Items from a data source
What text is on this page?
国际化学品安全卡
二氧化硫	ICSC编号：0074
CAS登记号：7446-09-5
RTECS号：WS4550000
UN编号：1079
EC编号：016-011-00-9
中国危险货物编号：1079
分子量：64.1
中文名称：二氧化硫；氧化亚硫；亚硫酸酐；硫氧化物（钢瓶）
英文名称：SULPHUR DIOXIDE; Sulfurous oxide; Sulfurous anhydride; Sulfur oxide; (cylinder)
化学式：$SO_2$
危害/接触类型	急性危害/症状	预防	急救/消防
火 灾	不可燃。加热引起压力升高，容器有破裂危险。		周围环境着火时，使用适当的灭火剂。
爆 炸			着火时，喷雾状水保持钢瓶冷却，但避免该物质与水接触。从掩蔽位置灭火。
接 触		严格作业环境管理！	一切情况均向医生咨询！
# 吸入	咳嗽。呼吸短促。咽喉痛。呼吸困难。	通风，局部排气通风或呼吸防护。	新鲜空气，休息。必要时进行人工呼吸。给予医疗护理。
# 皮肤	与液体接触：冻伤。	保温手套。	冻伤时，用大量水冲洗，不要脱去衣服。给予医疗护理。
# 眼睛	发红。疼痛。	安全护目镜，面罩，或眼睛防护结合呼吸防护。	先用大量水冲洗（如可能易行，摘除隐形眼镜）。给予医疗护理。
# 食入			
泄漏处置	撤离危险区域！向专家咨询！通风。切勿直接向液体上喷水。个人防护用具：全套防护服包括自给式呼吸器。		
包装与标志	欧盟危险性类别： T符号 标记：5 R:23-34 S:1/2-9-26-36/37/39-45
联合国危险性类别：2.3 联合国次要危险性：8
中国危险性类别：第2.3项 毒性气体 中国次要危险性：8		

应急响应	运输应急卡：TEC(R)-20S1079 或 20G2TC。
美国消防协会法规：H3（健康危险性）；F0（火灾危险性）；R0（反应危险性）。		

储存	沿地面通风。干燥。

* WHAT YOU SHOULD DO: Search the lines above for the string "给予医疗护理", then show every one that has it.

* RESPONSE:
# 吸入	咳嗽。呼吸短促。咽喉痛。呼吸困难。	通风，局部排气通风或呼吸防护。	新鲜空气，休息。必要时进行人工呼吸。给予医疗护理。
# 皮肤	与液体接触：冻伤。	保温手套。	冻伤时，用大量水冲洗，不要脱去衣服。给予医疗护理。
# 眼睛	发红。疼痛。	安全护目镜，面罩，或眼睛防护结合呼吸防护。	先用大量水冲洗（如可能易行，摘除隐形眼镜）。给予医疗护理。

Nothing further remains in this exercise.